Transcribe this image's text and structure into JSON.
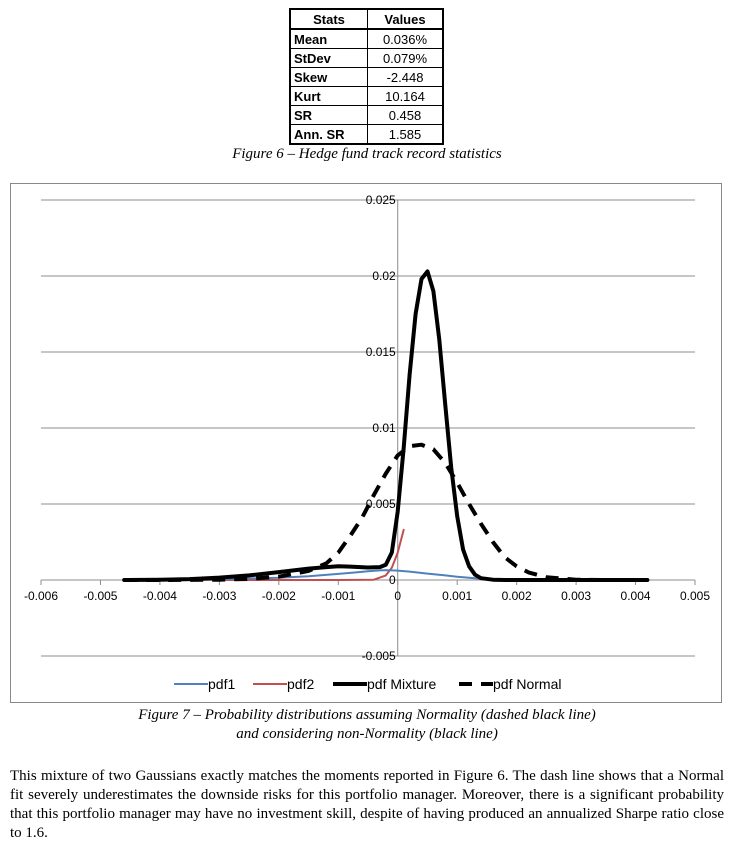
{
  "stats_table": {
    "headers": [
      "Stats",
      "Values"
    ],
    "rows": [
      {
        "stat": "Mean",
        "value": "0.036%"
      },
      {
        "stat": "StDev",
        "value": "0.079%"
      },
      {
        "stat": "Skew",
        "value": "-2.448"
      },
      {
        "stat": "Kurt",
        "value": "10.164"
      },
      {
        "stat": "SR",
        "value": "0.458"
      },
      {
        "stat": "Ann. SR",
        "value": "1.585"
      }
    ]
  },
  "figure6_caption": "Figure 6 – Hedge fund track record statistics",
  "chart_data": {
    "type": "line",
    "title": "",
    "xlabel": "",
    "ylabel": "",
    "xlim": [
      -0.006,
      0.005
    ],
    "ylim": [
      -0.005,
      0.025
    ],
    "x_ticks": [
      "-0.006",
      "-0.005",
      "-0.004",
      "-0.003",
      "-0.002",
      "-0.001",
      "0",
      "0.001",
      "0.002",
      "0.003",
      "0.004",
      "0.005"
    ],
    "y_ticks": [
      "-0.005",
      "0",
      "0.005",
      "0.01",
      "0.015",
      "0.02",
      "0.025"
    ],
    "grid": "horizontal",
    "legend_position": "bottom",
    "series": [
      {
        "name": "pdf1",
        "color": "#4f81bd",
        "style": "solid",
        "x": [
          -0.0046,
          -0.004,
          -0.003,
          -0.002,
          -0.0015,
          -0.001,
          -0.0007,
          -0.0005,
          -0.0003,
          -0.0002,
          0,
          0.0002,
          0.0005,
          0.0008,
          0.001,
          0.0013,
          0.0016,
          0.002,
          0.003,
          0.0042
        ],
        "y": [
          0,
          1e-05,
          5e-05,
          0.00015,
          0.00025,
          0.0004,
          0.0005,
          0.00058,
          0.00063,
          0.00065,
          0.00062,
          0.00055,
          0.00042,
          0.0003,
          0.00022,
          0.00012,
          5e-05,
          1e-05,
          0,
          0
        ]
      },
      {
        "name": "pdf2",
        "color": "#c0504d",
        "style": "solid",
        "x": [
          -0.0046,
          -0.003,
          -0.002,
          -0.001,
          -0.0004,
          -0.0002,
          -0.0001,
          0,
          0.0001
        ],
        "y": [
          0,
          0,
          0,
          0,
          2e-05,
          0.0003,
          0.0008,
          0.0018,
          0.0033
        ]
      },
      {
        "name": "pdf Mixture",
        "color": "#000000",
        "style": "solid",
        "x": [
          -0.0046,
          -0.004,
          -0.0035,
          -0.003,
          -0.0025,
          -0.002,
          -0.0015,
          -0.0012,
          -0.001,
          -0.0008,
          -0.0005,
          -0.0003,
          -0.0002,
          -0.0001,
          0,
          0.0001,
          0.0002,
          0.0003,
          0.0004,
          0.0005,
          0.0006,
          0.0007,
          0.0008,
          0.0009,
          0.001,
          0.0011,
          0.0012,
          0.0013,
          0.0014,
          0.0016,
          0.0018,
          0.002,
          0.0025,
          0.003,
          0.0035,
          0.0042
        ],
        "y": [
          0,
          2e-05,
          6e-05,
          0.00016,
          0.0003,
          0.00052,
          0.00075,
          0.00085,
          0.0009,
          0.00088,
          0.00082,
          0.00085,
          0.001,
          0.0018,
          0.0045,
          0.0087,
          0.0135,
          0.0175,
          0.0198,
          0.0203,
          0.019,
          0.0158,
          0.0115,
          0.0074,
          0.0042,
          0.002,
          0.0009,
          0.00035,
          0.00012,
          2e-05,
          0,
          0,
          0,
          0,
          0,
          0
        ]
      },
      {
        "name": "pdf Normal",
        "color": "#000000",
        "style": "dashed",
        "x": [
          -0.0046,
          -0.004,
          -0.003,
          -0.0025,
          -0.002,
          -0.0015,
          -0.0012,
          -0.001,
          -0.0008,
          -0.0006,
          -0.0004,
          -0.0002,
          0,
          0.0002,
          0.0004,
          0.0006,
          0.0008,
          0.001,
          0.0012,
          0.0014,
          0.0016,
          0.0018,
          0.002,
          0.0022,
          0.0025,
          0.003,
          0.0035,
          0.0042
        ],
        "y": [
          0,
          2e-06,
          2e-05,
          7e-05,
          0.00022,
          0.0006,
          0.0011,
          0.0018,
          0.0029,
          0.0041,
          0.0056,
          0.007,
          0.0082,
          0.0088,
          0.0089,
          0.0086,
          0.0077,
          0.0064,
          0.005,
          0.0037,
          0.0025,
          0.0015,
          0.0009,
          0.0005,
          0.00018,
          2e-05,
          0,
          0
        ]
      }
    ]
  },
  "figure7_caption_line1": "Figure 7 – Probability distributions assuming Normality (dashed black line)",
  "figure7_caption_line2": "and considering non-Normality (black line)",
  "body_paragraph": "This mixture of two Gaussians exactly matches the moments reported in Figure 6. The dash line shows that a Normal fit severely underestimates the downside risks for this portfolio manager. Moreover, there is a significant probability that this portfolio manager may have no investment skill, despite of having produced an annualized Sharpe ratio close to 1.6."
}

To do
Find the lines above that include the string "dashed" and copy them.

Output below
        "style": "dashed",
  "figure7_caption_line1": "Figure 7 – Probability distributions assuming Normality (dashed black line)",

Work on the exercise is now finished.